» **Dataset records**:
———

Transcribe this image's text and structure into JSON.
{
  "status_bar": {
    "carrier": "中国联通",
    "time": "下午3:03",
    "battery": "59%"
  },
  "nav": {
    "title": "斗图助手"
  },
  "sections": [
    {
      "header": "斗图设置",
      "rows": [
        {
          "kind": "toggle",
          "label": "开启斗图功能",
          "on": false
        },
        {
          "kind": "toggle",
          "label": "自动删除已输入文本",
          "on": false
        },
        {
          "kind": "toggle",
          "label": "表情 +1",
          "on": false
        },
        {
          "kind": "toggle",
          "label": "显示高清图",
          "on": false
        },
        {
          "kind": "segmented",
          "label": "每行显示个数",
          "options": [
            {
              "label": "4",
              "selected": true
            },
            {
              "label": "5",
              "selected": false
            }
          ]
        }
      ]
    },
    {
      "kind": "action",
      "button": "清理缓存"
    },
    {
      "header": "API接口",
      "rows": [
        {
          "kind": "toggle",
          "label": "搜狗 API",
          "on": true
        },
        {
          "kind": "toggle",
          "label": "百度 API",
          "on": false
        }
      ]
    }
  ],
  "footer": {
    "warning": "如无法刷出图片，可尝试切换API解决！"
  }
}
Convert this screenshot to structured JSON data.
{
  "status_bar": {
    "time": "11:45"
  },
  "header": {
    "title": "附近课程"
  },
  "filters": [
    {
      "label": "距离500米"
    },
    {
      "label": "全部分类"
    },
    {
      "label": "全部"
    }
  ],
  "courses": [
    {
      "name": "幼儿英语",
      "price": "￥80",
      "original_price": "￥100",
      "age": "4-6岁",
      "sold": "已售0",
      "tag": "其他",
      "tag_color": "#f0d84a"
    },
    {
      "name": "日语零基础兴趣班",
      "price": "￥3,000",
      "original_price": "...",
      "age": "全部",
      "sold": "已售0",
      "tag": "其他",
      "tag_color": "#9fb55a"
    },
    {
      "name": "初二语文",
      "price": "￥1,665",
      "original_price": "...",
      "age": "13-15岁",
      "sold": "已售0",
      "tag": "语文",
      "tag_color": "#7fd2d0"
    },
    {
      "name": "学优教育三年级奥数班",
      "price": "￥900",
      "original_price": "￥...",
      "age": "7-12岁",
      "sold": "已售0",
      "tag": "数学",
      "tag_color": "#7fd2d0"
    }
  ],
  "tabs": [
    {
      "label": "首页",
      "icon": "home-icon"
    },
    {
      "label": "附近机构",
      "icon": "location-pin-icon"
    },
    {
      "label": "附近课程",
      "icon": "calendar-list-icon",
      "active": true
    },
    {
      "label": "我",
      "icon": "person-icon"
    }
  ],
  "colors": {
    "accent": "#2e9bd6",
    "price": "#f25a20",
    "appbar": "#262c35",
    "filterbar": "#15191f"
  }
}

———

» **Given problem**: Transcribe every record above exactly as it appears.

» **Result of the exercise**:
Transcribe this image's text and structure into JSON.
{
  "status_bar": {
    "carrier": "中国联通",
    "time": "下午3:03",
    "battery": "59%"
  },
  "nav": {
    "title": "斗图助手"
  },
  "sections": [
    {
      "header": "斗图设置",
      "rows": [
        {
          "kind": "toggle",
          "label": "开启斗图功能",
          "on": false
        },
        {
          "kind": "toggle",
          "label": "自动删除已输入文本",
          "on": false
        },
        {
          "kind": "toggle",
          "label": "表情 +1",
          "on": false
        },
        {
          "kind": "toggle",
          "label": "显示高清图",
          "on": false
        },
        {
          "kind": "segmented",
          "label": "每行显示个数",
          "options": [
            {
              "label": "4",
              "selected": true
            },
            {
              "label": "5",
              "selected": false
            }
          ]
        }
      ]
    },
    {
      "kind": "action",
      "button": "清理缓存"
    },
    {
      "header": "API接口",
      "rows": [
        {
          "kind": "toggle",
          "label": "搜狗 API",
          "on": true
        },
        {
          "kind": "toggle",
          "label": "百度 API",
          "on": false
        }
      ]
    }
  ],
  "footer": {
    "warning": "如无法刷出图片，可尝试切换API解决！"
  }
}
Convert this screenshot to structured JSON data.
{
  "status_bar": {
    "time": "11:45"
  },
  "header": {
    "title": "附近课程"
  },
  "filters": [
    {
      "label": "距离500米"
    },
    {
      "label": "全部分类"
    },
    {
      "label": "全部"
    }
  ],
  "courses": [
    {
      "name": "幼儿英语",
      "price": "￥80",
      "original_price": "￥100",
      "age": "4-6岁",
      "sold": "已售0",
      "tag": "其他",
      "tag_color": "#f0d84a"
    },
    {
      "name": "日语零基础兴趣班",
      "price": "￥3,000",
      "original_price": "...",
      "age": "全部",
      "sold": "已售0",
      "tag": "其他",
      "tag_color": "#9fb55a"
    },
    {
      "name": "初二语文",
      "price": "￥1,665",
      "original_price": "...",
      "age": "13-15岁",
      "sold": "已售0",
      "tag": "语文",
      "tag_color": "#7fd2d0"
    },
    {
      "name": "学优教育三年级奥数班",
      "price": "￥900",
      "original_price": "￥...",
      "age": "7-12岁",
      "sold": "已售0",
      "tag": "数学",
      "tag_color": "#7fd2d0"
    }
  ],
  "tabs": [
    {
      "label": "首页",
      "icon": "home-icon"
    },
    {
      "label": "附近机构",
      "icon": "location-pin-icon"
    },
    {
      "label": "附近课程",
      "icon": "calendar-list-icon",
      "active": true
    },
    {
      "label": "我",
      "icon": "person-icon"
    }
  ],
  "colors": {
    "accent": "#2e9bd6",
    "price": "#f25a20",
    "appbar": "#262c35",
    "filterbar": "#15191f"
  }
}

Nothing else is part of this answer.